## EXERCISE INSTRUCTIONS
Write out the records from their first line through the line containing "measure-description: Мероприятие 2.10.2.", changing every "header-cell" to "heading-cell" and leaving all other text unchanged.

## SOURCE DATA
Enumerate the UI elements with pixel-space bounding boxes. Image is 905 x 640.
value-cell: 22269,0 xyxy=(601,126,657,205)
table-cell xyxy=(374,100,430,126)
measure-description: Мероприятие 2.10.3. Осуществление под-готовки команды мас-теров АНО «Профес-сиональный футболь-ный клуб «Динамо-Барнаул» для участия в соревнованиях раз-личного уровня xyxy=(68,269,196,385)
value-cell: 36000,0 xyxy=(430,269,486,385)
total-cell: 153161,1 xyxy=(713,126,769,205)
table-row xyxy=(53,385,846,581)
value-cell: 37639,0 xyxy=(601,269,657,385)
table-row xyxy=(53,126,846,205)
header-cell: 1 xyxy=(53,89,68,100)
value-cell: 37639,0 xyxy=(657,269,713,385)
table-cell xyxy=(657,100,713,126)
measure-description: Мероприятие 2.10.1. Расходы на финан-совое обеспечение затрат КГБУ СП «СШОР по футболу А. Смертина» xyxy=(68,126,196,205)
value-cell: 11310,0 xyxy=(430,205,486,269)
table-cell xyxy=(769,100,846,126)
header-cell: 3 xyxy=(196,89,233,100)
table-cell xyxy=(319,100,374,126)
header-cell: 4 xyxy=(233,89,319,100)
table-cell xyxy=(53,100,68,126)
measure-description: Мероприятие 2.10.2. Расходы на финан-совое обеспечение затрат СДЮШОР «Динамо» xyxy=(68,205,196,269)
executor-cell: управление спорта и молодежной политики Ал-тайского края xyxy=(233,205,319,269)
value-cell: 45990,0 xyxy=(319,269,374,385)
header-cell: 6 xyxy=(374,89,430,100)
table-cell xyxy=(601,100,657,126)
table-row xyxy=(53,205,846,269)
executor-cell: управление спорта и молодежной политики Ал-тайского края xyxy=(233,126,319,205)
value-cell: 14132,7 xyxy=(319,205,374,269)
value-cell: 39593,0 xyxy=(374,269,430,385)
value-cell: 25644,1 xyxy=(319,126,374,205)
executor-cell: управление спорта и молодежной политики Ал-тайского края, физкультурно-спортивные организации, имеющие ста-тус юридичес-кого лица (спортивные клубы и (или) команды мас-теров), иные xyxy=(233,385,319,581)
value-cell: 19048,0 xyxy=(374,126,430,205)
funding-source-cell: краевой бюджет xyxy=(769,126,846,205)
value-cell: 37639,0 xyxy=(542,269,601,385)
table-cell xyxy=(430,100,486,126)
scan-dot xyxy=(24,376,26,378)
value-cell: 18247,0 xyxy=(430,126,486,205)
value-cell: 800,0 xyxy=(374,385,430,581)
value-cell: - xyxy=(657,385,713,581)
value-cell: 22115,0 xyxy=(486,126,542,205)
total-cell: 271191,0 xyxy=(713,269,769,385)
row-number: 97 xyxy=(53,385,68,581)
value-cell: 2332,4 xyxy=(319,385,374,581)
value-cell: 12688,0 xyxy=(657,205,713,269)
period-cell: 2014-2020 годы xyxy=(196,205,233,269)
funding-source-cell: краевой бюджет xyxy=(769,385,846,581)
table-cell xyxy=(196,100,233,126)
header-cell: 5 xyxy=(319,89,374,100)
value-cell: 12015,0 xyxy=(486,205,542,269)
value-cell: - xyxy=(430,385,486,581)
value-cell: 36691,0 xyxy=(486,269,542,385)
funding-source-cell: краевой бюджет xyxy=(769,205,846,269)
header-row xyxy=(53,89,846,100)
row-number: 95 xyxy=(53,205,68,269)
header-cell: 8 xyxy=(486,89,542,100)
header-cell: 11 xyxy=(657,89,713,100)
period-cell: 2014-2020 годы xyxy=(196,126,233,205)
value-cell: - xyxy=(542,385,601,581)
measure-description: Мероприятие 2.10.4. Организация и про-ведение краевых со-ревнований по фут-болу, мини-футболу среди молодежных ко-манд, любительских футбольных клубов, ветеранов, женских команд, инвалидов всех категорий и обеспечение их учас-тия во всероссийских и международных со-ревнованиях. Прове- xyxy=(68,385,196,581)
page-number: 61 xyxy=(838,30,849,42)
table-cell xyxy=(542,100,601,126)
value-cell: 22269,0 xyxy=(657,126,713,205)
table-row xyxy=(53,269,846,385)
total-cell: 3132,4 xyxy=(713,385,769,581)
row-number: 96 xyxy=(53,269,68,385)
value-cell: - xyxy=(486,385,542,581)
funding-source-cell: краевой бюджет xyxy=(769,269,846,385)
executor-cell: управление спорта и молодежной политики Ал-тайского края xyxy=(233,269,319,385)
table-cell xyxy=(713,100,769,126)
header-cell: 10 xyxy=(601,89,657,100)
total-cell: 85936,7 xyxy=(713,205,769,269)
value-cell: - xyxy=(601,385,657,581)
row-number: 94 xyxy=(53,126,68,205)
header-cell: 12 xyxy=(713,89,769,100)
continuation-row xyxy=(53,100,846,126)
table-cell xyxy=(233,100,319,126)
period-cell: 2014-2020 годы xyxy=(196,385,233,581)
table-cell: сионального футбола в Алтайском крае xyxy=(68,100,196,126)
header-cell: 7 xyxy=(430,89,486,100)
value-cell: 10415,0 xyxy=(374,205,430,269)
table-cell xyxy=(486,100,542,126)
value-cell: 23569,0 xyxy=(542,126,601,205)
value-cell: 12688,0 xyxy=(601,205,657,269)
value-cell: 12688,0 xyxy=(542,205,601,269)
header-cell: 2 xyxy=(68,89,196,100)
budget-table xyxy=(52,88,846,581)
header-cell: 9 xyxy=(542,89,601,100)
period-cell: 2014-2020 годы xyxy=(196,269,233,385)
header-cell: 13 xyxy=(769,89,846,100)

## FULL ANSWER
Enumerate the UI elements with pixel-space bounding boxes. Image is 905 x 640.
value-cell: 22269,0 xyxy=(601,126,657,205)
table-cell xyxy=(374,100,430,126)
measure-description: Мероприятие 2.10.3. Осуществление под-готовки команды мас-теров АНО «Профес-сиональный футболь-ный клуб «Динамо-Барнаул» для участия в соревнованиях раз-личного уровня xyxy=(68,269,196,385)
value-cell: 36000,0 xyxy=(430,269,486,385)
total-cell: 153161,1 xyxy=(713,126,769,205)
table-row xyxy=(53,385,846,581)
value-cell: 37639,0 xyxy=(601,269,657,385)
table-row xyxy=(53,126,846,205)
heading-cell: 1 xyxy=(53,89,68,100)
value-cell: 37639,0 xyxy=(657,269,713,385)
table-cell xyxy=(657,100,713,126)
measure-description: Мероприятие 2.10.1. Расходы на финан-совое обеспечение затрат КГБУ СП «СШОР по футболу А. Смертина» xyxy=(68,126,196,205)
value-cell: 11310,0 xyxy=(430,205,486,269)
table-cell xyxy=(769,100,846,126)
heading-cell: 3 xyxy=(196,89,233,100)
table-cell xyxy=(319,100,374,126)
heading-cell: 4 xyxy=(233,89,319,100)
table-cell xyxy=(53,100,68,126)
measure-description: Мероприятие 2.10.2. Расходы на финан-совое обеспечение затрат СДЮШОР «Динамо» xyxy=(68,205,196,269)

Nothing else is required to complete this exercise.